[What to produce]: Extract every line where the string "jest" appears.

[Extracted material]:
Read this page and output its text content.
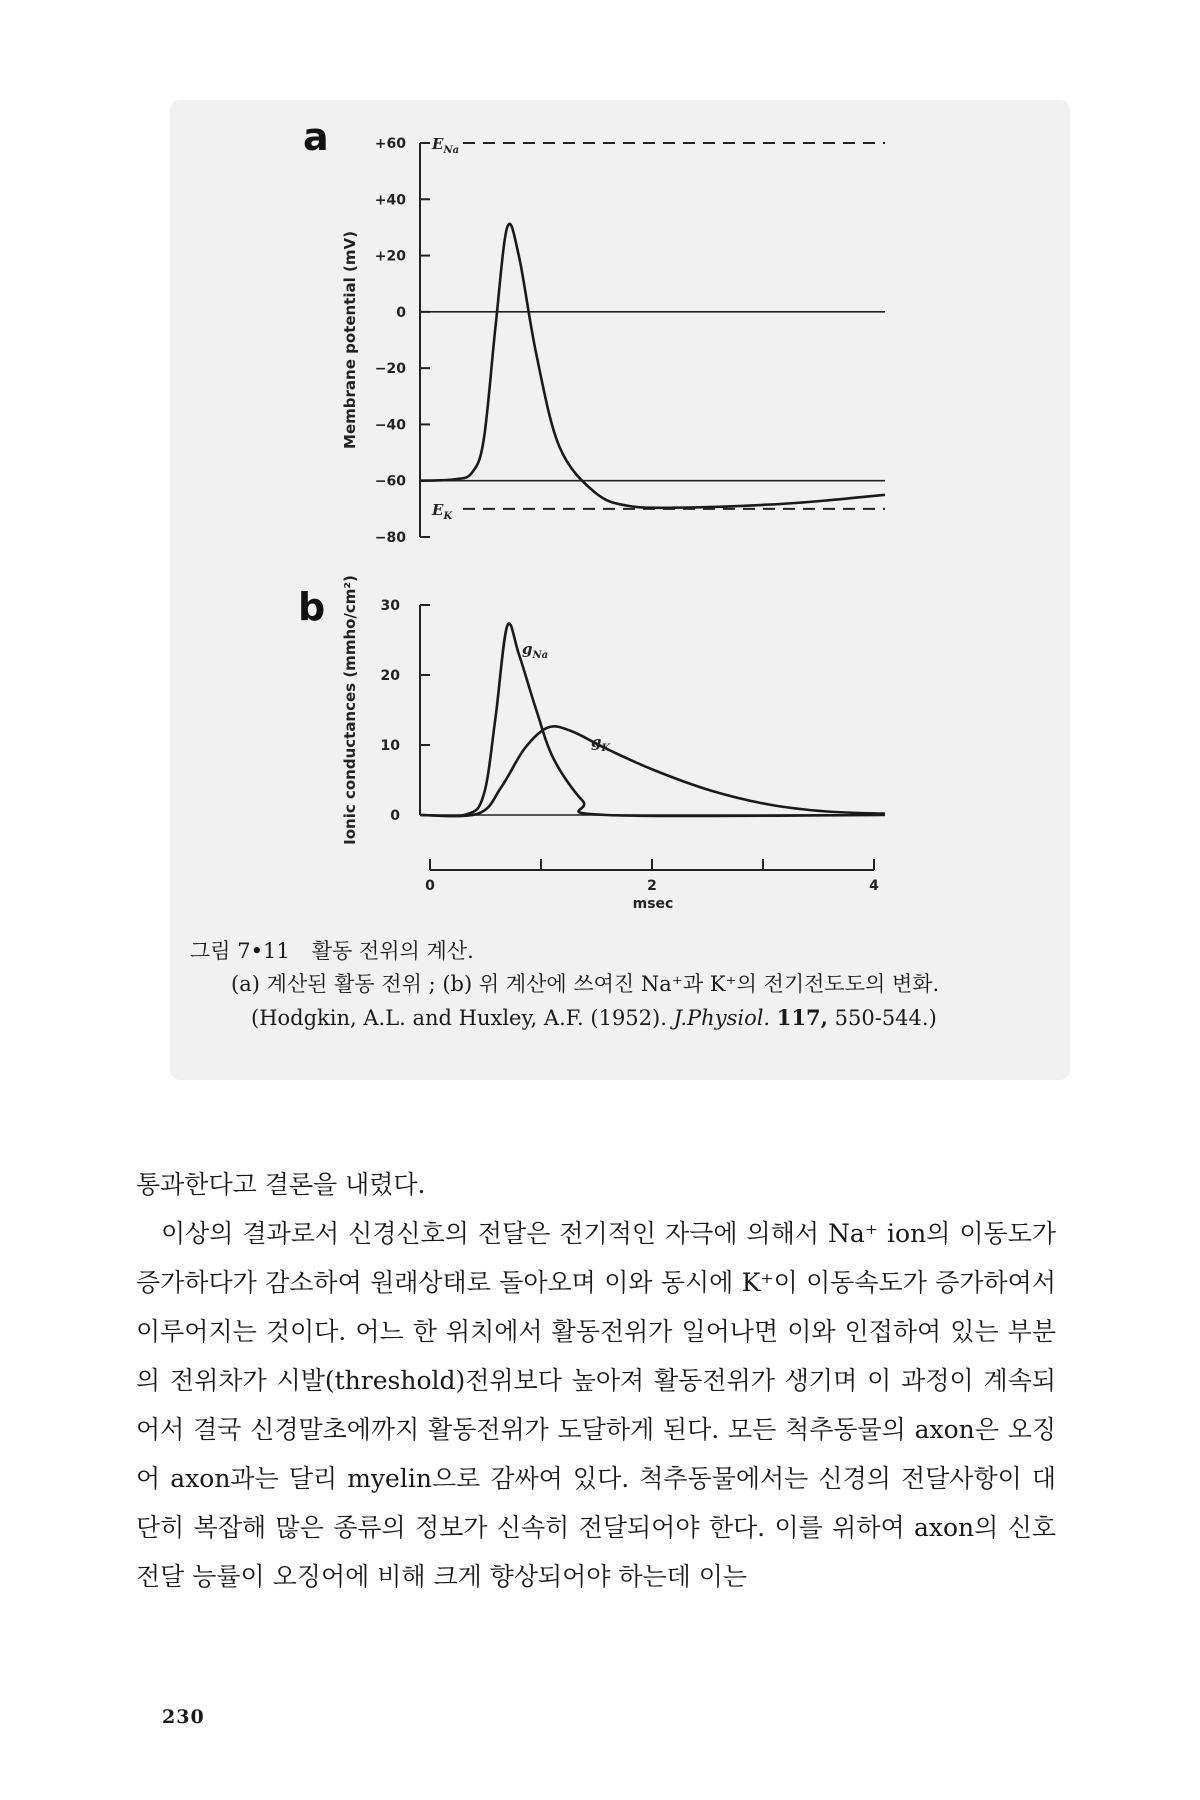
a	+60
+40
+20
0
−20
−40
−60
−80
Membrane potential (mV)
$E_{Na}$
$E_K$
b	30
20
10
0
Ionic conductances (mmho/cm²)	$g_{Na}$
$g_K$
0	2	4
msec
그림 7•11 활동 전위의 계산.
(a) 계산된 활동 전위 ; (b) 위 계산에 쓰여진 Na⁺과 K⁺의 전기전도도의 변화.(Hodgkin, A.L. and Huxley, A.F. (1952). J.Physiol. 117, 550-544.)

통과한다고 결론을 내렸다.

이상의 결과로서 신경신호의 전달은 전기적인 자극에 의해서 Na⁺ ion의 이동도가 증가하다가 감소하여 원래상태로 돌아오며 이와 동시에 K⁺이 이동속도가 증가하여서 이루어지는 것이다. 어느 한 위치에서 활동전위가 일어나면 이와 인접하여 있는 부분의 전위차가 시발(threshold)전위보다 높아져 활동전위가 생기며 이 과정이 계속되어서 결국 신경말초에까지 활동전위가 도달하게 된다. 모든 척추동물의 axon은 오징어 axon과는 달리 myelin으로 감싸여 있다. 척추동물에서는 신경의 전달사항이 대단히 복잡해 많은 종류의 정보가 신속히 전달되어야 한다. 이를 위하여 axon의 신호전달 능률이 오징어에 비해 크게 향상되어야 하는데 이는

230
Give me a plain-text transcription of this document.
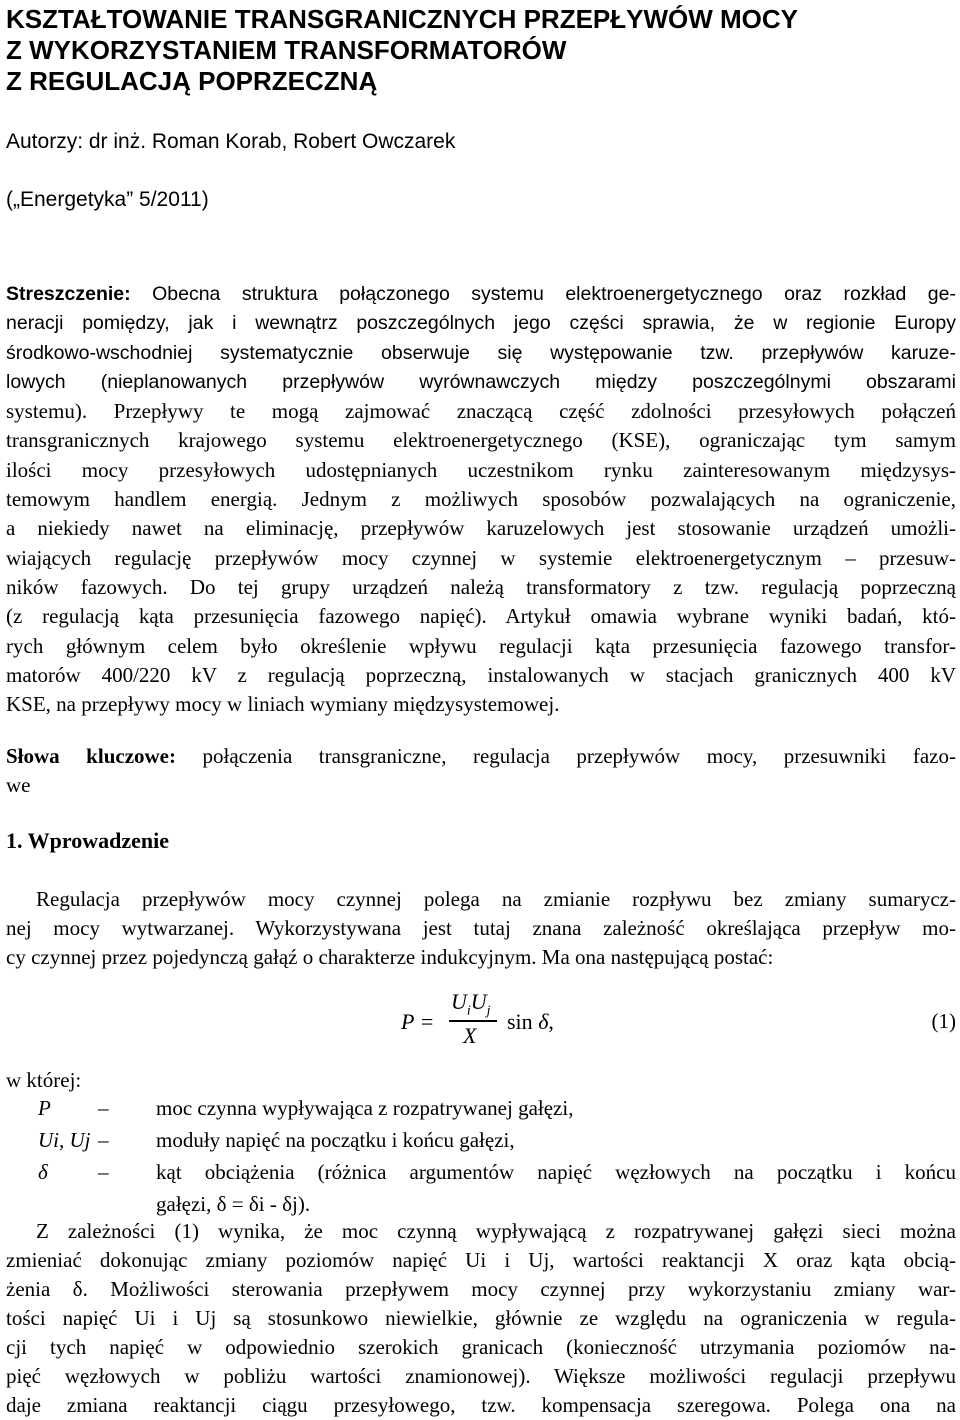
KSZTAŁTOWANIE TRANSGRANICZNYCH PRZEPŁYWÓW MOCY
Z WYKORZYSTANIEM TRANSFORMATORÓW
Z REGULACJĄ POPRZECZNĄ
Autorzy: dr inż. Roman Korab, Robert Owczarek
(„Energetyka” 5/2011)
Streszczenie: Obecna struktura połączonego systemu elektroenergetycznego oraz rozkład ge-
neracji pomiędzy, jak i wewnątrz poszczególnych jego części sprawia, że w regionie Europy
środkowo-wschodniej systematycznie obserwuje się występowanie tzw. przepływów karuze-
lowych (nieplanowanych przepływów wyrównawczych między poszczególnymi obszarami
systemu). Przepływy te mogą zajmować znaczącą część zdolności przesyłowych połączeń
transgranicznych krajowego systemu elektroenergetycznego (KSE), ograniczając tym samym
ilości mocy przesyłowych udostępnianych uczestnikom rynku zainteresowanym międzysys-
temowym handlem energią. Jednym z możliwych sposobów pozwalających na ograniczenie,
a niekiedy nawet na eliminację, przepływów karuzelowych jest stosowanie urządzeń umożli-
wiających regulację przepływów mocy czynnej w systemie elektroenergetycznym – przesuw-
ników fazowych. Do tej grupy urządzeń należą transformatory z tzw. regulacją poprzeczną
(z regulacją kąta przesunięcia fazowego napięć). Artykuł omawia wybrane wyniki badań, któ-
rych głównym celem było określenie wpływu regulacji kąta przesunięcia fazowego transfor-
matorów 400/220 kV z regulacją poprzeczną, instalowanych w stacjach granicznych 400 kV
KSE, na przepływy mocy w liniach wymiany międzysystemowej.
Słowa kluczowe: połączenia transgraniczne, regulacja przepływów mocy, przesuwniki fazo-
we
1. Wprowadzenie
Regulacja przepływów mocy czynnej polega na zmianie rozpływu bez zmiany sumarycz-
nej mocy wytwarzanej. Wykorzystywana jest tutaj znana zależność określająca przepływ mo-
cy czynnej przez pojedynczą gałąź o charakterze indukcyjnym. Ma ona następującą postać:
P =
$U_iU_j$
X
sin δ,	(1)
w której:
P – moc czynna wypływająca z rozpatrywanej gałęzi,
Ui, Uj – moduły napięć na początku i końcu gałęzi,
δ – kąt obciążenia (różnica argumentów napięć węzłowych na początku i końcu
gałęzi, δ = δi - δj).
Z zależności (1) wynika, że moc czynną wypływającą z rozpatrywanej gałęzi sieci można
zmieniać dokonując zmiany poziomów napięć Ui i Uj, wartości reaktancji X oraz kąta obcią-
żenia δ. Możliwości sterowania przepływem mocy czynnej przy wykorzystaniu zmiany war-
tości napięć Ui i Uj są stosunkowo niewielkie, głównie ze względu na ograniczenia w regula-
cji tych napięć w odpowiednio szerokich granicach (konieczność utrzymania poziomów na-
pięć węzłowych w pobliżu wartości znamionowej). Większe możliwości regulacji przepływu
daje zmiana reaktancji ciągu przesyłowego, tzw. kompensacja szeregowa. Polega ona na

[Result of the task]:
a niekiedy nawet na eliminację, przepływów karuzelowych jest stosowanie urządzeń umożli-
nej mocy wytwarzanej. Wykorzystywana jest tutaj znana zależność określająca przepływ mo-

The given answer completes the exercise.